Goal: Write the records below out in full, character for character, with no pictures.
┌────────
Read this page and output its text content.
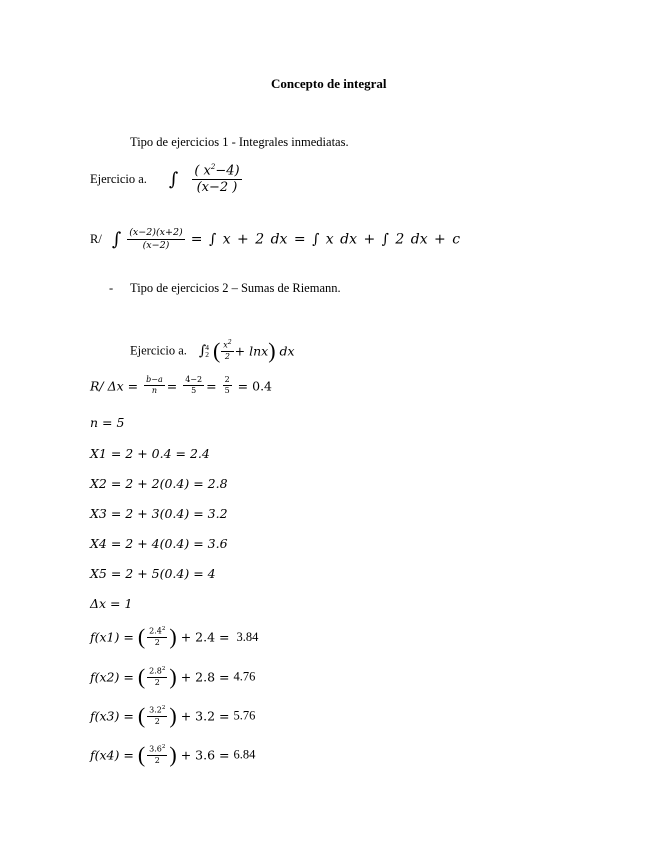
Concepto de integral
Tipo de ejercicios 1 - Integrales inmediatas.
Ejercicio a. ∫ $\frac{( x^2-4)}{(x-2 )}$
R/ ∫ $\frac{(x-2)(x+2)}{(x-2)}$ = ∫ x + 2 dx = ∫ x dx + ∫ 2 dx + c
- Tipo de ejercicios 2 – Sumas de Riemann.
Ejercicio a. ∫ 4
2 ( $\frac{x^2}{2} + \ln x$) dx
R/ $\Delta x = \frac{b-a}{n} = \frac{4-2}{5} = \frac{2}{5} = 0.4$
n = 5
X1 = 2 + 0.4 = 2.4
X2 = 2 + 2(0.4) = 2.8
X3 = 2 + 3(0.4) = 3.2
X4 = 2 + 4(0.4) = 3.6
X5 = 2 + 5(0.4) = 4
Δx = 1
f(x1) = ( $\frac{2.4^2}{2}$ ) + 2.4 = 3.84
f(x2) = ( $\frac{2.8^2}{2}$ ) + 2.8 = 4.76
f(x3) = ( $\frac{3.2^2}{2}$ ) + 3.2 = 5.76
f(x4) = ( $\frac{3.6^2}{2}$ ) + 3.6 = 6.84
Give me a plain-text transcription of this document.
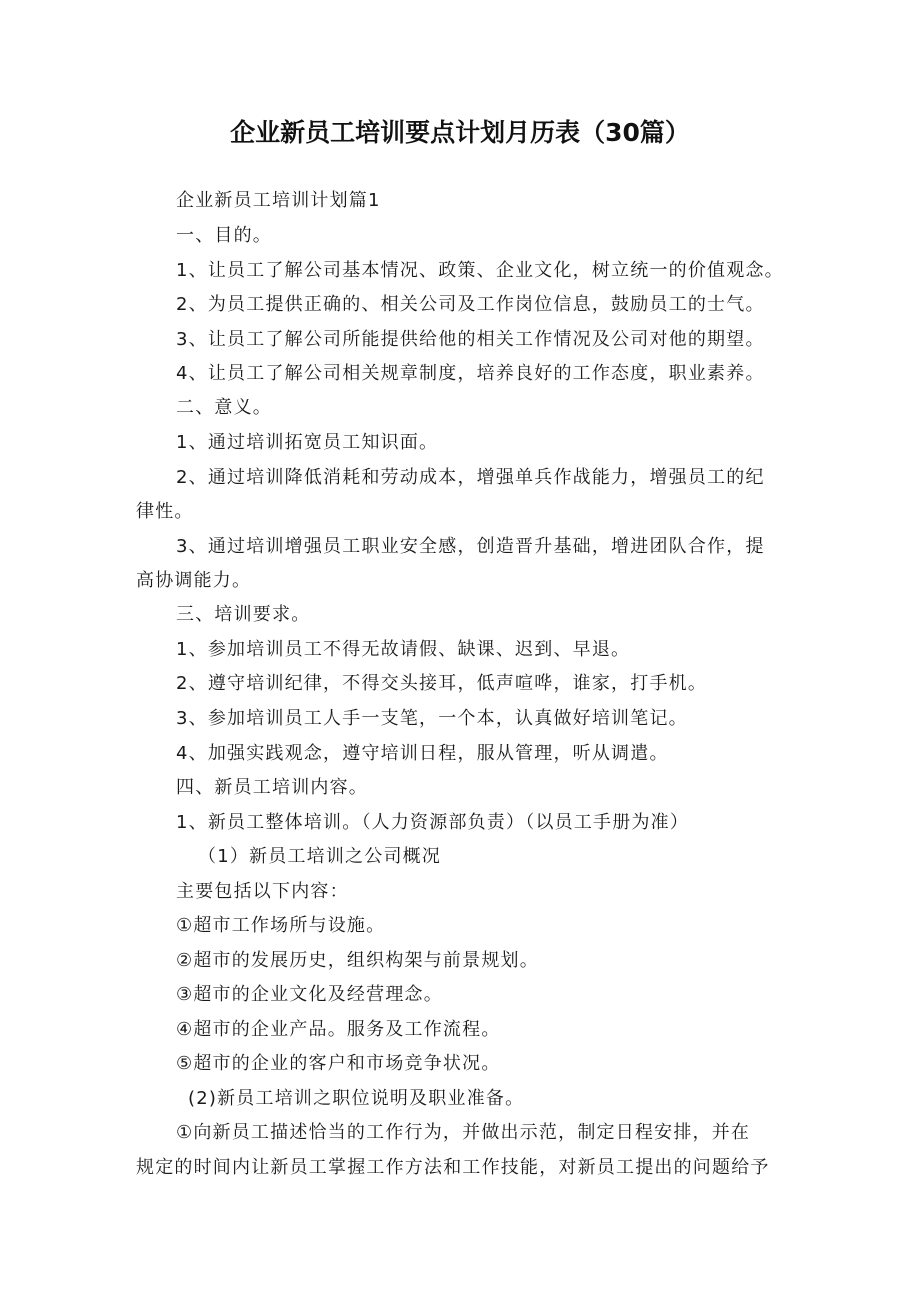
企业新员工培训要点计划月历表（30篇）
企业新员工培训计划篇1
一、目的。
1、让员工了解公司基本情况、政策、企业文化，树立统一的价值观念。
2、为员工提供正确的、相关公司及工作岗位信息，鼓励员工的士气。
3、让员工了解公司所能提供给他的相关工作情况及公司对他的期望。
4、让员工了解公司相关规章制度，培养良好的工作态度，职业素养。
二、意义。
1、通过培训拓宽员工知识面。
2、通过培训降低消耗和劳动成本，增强单兵作战能力，增强员工的纪
律性。
3、通过培训增强员工职业安全感，创造晋升基础，增进团队合作，提
高协调能力。
三、培训要求。
1、参加培训员工不得无故请假、缺课、迟到、早退。
2、遵守培训纪律，不得交头接耳，低声喧哗，谁家，打手机。
3、参加培训员工人手一支笔，一个本，认真做好培训笔记。
4、加强实践观念，遵守培训日程，服从管理，听从调遣。
四、新员工培训内容。
1、新员工整体培训。（人力资源部负责）（以员工手册为准）
（1）新员工培训之公司概况
主要包括以下内容：
①超市工作场所与设施。
②超市的发展历史，组织构架与前景规划。
③超市的企业文化及经营理念。
④超市的企业产品。服务及工作流程。
⑤超市的企业的客户和市场竞争状况。
(2)新员工培训之职位说明及职业准备。
①向新员工描述恰当的工作行为，并做出示范，制定日程安排，并在
规定的时间内让新员工掌握工作方法和工作技能，对新员工提出的问题给予
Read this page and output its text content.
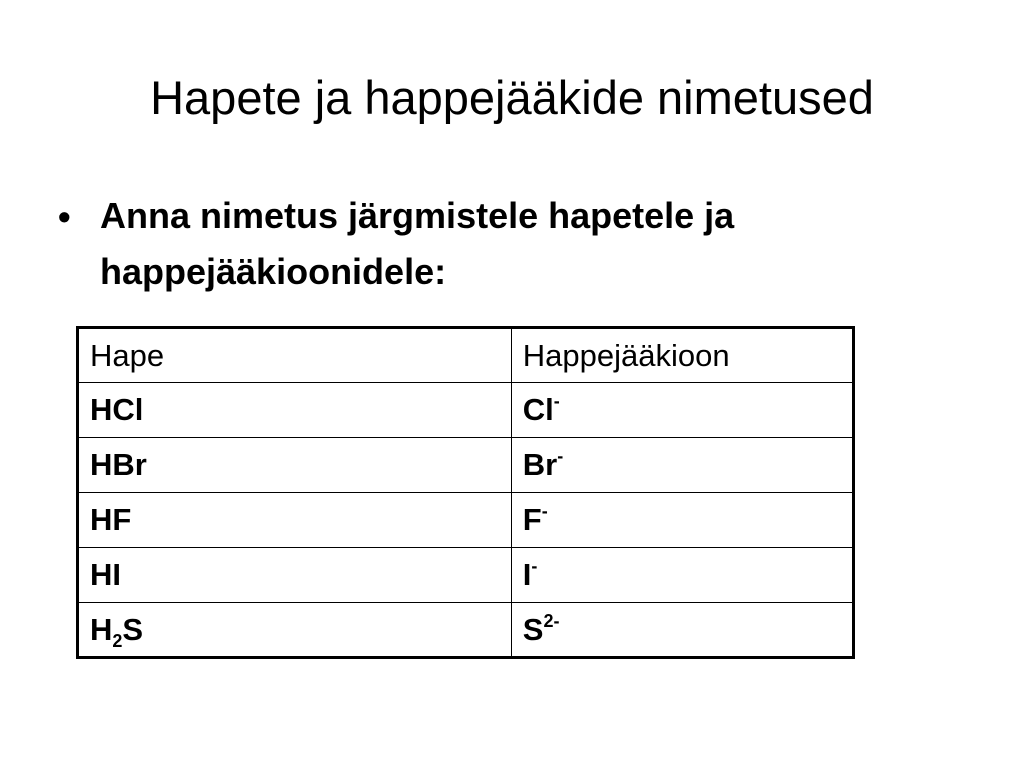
Hapete ja happejääkide nimetused
• Anna nimetus järgmistele hapetele ja happejääkioonidele:
Hape	Happejääkioon
HCl	Cl-
HBr	Br-
HF	F-
HI	I-
$H_2S$	$S^{2-}$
└────────
Worked solution:
Read this page and output its text content.
Concepto de integral
Tipo de ejercicios 1 - Integrales inmediatas.
Ejercicio a. ∫ $\frac{( x^2-4)}{(x-2 )}$
R/ ∫ $\frac{(x-2)(x+2)}{(x-2)}$ = ∫ x + 2 dx = ∫ x dx + ∫ 2 dx + c
- Tipo de ejercicios 2 – Sumas de Riemann.
Ejercicio a. ∫ 4
2 ( $\frac{x^2}{2} + \ln x$) dx
R/ $\Delta x = \frac{b-a}{n} = \frac{4-2}{5} = \frac{2}{5} = 0.4$
n = 5
X1 = 2 + 0.4 = 2.4
X2 = 2 + 2(0.4) = 2.8
X3 = 2 + 3(0.4) = 3.2
X4 = 2 + 4(0.4) = 3.6
X5 = 2 + 5(0.4) = 4
Δx = 1
f(x1) = ( $\frac{2.4^2}{2}$ ) + 2.4 = 3.84
f(x2) = ( $\frac{2.8^2}{2}$ ) + 2.8 = 4.76
f(x3) = ( $\frac{3.2^2}{2}$ ) + 3.2 = 5.76
f(x4) = ( $\frac{3.6^2}{2}$ ) + 3.6 = 6.84
Give me a plain-text transcription of this document.
企业新员工培训要点计划月历表（30篇）
企业新员工培训计划篇1
一、目的。
1、让员工了解公司基本情况、政策、企业文化，树立统一的价值观念。
2、为员工提供正确的、相关公司及工作岗位信息，鼓励员工的士气。
3、让员工了解公司所能提供给他的相关工作情况及公司对他的期望。
4、让员工了解公司相关规章制度，培养良好的工作态度，职业素养。
二、意义。
1、通过培训拓宽员工知识面。
2、通过培训降低消耗和劳动成本，增强单兵作战能力，增强员工的纪
律性。
3、通过培训增强员工职业安全感，创造晋升基础，增进团队合作，提
高协调能力。
三、培训要求。
1、参加培训员工不得无故请假、缺课、迟到、早退。
2、遵守培训纪律，不得交头接耳，低声喧哗，谁家，打手机。
3、参加培训员工人手一支笔，一个本，认真做好培训笔记。
4、加强实践观念，遵守培训日程，服从管理，听从调遣。
四、新员工培训内容。
1、新员工整体培训。（人力资源部负责）（以员工手册为准）
（1）新员工培训之公司概况
主要包括以下内容：
①超市工作场所与设施。
②超市的发展历史，组织构架与前景规划。
③超市的企业文化及经营理念。
④超市的企业产品。服务及工作流程。
⑤超市的企业的客户和市场竞争状况。
(2)新员工培训之职位说明及职业准备。
①向新员工描述恰当的工作行为，并做出示范，制定日程安排，并在
规定的时间内让新员工掌握工作方法和工作技能，对新员工提出的问题给予
Read this page and output its text content.
Hapete ja happejääkide nimetused
• Anna nimetus järgmistele hapetele ja happejääkioonidele:
Hape	Happejääkioon
HCl	Cl-
HBr	Br-
HF	F-
HI	I-
$H_2S$	$S^{2-}$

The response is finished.